Count lines, not occurrences: report how many lines in the records hold the string "MORTEN", and nothing else.

Dataset entries:

#####

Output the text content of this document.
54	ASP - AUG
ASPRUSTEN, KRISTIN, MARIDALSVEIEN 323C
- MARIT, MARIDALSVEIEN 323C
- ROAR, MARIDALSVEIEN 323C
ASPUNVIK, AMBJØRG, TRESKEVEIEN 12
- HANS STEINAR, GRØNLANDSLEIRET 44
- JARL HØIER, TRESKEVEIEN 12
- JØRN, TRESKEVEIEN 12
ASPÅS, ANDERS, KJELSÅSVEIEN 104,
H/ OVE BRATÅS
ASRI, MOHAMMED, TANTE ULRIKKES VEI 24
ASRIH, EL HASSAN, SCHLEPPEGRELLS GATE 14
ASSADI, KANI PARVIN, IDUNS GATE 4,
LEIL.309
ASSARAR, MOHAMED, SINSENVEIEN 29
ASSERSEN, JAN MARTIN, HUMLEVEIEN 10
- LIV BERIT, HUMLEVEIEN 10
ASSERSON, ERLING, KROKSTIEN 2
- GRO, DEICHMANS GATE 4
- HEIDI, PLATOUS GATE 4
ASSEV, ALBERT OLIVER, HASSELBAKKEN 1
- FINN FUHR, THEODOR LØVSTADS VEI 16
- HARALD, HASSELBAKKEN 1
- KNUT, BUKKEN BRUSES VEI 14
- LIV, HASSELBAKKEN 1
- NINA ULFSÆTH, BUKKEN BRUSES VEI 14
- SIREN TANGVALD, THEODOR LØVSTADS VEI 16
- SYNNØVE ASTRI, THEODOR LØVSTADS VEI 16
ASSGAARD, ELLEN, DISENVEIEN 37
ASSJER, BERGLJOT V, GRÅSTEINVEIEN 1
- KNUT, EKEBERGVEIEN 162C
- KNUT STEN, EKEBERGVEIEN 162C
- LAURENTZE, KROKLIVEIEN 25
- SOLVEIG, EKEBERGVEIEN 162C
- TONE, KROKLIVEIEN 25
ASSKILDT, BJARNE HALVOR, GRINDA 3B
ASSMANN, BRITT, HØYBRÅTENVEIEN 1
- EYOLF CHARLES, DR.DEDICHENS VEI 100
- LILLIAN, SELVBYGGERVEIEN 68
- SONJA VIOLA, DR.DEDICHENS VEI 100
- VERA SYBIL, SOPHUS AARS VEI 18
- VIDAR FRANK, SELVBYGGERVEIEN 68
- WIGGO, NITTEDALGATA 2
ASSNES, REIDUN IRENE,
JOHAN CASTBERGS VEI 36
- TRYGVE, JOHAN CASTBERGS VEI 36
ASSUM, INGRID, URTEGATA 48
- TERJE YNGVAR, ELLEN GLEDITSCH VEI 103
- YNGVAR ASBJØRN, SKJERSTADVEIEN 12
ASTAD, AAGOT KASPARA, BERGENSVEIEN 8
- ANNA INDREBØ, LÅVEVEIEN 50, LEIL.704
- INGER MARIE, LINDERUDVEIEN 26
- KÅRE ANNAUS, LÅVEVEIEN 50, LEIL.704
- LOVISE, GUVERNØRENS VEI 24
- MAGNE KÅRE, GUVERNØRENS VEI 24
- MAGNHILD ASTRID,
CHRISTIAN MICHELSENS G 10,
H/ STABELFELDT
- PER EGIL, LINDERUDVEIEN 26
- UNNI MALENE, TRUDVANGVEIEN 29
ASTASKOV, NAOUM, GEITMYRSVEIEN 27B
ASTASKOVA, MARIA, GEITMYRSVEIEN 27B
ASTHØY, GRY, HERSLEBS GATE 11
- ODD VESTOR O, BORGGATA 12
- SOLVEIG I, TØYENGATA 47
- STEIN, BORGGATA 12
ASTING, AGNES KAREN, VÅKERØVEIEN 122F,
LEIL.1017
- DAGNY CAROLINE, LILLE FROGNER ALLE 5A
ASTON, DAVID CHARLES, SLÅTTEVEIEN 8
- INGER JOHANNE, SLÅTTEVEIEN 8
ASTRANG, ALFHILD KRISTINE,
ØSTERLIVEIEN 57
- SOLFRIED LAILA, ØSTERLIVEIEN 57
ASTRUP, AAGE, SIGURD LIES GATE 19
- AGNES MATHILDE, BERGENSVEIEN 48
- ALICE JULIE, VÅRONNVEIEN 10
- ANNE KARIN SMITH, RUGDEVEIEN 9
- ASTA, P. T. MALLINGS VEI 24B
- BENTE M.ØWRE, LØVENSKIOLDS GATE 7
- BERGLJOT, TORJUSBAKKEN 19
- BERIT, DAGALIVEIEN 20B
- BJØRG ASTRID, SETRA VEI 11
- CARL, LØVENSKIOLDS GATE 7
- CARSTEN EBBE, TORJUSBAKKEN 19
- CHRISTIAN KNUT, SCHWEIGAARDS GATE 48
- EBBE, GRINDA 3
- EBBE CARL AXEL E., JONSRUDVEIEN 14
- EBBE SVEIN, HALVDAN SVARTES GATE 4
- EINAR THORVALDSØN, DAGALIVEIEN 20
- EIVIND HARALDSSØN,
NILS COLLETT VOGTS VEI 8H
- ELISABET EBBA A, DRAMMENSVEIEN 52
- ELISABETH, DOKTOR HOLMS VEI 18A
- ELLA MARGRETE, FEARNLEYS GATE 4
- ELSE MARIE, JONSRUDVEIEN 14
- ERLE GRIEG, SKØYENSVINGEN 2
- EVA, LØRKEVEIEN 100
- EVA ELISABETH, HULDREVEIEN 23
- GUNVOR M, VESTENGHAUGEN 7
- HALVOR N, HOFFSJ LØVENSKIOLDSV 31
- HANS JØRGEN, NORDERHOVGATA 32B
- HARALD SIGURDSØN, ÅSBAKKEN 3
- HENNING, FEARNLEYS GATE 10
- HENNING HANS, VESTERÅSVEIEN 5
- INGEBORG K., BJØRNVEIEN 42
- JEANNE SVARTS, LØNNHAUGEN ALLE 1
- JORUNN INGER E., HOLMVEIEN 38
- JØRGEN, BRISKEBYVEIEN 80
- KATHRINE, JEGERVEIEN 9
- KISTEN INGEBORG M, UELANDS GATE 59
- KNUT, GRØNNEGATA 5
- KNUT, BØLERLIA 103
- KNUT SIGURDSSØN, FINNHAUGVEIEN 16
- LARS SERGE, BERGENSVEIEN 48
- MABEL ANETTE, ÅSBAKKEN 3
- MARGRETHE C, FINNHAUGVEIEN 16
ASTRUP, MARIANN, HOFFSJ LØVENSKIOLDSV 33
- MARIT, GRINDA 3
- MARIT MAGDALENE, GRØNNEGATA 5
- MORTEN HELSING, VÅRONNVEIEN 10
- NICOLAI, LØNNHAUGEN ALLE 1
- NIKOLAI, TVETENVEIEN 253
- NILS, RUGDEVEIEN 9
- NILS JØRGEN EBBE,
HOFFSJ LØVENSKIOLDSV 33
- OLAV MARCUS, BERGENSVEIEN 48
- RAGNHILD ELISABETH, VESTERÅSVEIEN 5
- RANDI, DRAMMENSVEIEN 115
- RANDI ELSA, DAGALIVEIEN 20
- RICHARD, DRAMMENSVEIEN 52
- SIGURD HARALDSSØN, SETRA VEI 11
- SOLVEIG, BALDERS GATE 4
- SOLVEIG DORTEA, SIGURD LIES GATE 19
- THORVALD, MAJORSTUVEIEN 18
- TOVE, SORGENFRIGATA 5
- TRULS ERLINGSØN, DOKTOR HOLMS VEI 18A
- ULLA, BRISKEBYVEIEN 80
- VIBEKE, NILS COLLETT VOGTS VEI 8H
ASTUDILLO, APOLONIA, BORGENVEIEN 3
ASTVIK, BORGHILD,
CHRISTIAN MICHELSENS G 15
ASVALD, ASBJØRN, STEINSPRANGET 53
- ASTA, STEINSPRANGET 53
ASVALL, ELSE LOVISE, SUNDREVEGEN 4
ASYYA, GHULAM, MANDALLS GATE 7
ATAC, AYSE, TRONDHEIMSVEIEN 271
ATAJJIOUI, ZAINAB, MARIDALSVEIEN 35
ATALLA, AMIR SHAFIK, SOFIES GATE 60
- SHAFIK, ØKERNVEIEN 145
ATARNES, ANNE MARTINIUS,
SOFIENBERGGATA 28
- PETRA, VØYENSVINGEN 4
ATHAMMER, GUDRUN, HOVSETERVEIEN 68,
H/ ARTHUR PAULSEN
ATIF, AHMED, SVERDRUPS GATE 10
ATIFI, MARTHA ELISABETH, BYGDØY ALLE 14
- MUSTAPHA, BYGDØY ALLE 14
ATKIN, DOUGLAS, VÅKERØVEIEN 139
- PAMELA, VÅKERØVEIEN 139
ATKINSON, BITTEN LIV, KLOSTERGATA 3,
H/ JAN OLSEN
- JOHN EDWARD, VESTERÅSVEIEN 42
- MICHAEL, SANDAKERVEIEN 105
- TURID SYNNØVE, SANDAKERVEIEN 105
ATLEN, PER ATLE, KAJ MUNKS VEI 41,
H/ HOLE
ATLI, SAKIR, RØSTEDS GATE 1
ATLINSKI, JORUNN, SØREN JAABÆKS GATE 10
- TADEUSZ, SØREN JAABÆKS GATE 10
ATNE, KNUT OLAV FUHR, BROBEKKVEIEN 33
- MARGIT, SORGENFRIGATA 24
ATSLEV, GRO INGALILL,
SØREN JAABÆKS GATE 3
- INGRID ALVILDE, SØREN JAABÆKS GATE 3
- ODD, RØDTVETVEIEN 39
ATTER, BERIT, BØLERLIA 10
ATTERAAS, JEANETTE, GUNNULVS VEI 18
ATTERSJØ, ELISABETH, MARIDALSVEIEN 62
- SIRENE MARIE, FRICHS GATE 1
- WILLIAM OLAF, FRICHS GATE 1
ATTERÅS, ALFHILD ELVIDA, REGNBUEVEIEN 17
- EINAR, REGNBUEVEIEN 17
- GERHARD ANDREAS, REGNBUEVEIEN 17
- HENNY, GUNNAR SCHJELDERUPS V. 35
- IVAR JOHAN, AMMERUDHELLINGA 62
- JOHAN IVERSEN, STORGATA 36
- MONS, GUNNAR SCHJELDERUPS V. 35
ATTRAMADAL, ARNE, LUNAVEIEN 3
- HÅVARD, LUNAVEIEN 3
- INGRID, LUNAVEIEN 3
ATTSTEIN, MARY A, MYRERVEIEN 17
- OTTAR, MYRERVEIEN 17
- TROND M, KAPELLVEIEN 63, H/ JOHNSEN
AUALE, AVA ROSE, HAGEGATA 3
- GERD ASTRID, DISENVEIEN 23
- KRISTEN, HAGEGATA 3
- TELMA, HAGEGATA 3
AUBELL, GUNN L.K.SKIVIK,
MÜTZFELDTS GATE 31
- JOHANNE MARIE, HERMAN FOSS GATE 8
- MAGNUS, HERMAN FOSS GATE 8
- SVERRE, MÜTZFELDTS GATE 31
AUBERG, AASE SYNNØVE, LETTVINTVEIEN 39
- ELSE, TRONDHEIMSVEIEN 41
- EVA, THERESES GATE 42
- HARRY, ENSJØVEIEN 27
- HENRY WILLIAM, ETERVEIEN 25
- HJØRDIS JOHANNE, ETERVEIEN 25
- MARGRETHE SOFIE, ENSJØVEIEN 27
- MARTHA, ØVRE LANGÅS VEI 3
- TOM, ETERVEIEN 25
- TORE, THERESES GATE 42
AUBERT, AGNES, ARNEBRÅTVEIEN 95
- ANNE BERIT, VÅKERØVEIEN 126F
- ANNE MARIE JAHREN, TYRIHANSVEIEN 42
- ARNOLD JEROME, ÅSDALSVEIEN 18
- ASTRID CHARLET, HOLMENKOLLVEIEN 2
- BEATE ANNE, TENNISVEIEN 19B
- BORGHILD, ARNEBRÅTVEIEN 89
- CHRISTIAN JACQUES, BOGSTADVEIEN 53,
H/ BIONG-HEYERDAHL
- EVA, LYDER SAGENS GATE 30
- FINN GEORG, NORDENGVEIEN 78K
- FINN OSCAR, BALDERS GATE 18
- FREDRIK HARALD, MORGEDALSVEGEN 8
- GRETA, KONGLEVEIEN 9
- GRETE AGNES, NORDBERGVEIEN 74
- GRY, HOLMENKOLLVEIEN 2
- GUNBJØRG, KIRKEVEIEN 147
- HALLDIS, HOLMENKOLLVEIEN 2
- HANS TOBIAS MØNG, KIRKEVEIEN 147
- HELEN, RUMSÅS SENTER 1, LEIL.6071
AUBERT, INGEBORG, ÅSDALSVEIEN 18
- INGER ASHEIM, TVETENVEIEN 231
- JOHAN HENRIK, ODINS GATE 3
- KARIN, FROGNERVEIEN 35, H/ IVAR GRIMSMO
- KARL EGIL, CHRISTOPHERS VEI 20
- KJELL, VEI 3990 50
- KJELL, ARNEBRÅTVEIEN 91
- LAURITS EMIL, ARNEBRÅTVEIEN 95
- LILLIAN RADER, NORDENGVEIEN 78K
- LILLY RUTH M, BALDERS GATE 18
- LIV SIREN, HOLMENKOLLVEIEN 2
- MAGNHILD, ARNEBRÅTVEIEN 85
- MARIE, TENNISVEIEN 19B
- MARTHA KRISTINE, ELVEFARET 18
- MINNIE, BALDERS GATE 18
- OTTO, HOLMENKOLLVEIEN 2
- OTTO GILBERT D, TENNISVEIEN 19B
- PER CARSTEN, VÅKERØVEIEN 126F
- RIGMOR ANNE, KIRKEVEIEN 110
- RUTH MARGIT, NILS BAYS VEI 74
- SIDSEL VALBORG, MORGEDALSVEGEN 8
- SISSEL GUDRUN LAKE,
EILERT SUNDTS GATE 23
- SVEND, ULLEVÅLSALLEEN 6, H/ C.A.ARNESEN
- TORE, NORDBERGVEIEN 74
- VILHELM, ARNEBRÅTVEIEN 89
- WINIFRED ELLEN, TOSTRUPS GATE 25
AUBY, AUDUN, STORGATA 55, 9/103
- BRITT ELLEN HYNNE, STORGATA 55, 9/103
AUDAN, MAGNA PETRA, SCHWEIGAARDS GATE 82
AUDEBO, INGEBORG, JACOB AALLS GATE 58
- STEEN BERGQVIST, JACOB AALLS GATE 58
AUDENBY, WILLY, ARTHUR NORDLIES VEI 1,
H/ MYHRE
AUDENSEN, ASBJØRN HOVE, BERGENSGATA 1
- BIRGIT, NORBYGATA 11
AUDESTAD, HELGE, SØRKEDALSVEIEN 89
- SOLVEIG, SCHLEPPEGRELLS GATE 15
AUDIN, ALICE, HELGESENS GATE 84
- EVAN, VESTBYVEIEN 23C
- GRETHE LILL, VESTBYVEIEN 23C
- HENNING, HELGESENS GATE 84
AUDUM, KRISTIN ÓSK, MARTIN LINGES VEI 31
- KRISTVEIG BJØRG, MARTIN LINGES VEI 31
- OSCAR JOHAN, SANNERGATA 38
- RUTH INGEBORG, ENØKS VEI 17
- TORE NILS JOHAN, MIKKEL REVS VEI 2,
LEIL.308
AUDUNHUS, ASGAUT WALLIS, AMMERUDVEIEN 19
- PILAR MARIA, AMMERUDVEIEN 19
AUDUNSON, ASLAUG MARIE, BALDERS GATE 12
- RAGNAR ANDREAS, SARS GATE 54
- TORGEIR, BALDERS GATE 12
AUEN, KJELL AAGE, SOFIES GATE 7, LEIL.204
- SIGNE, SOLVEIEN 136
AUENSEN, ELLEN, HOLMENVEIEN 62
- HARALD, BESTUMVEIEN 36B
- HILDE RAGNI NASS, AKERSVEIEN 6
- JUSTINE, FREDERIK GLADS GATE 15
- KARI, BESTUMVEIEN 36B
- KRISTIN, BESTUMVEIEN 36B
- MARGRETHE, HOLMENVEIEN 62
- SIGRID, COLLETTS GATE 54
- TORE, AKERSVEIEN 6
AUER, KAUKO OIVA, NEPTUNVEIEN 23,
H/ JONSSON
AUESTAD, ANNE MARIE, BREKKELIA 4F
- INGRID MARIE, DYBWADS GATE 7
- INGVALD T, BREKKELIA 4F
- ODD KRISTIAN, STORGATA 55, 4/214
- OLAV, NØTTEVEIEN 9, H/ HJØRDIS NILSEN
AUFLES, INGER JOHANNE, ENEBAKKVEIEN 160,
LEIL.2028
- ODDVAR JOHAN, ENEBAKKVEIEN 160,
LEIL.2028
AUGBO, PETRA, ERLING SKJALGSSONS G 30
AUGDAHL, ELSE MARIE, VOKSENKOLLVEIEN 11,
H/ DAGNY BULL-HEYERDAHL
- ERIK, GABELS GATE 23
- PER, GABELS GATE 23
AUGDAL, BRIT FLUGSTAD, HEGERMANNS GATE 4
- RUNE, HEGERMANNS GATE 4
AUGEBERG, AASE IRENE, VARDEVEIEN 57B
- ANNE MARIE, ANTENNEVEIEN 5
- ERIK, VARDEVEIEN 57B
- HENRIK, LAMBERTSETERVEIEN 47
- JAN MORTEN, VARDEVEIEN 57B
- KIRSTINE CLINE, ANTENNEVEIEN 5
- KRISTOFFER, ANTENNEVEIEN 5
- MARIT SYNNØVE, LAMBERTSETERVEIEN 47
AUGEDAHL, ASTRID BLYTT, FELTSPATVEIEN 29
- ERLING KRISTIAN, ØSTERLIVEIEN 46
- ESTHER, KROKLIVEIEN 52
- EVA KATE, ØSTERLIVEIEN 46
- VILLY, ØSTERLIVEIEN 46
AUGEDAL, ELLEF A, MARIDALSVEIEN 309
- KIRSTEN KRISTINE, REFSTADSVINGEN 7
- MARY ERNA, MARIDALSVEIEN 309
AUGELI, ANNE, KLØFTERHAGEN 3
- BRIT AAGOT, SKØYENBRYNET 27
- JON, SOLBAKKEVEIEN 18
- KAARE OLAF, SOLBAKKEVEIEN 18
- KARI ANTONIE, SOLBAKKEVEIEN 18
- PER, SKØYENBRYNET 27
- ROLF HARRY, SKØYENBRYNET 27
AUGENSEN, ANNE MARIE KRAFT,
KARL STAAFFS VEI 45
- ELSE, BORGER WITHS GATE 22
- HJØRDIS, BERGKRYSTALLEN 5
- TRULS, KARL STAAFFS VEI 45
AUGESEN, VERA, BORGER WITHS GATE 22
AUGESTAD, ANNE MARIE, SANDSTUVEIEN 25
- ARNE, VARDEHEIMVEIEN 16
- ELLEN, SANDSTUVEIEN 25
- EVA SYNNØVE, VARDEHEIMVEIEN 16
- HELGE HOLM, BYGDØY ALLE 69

#####

The output: 2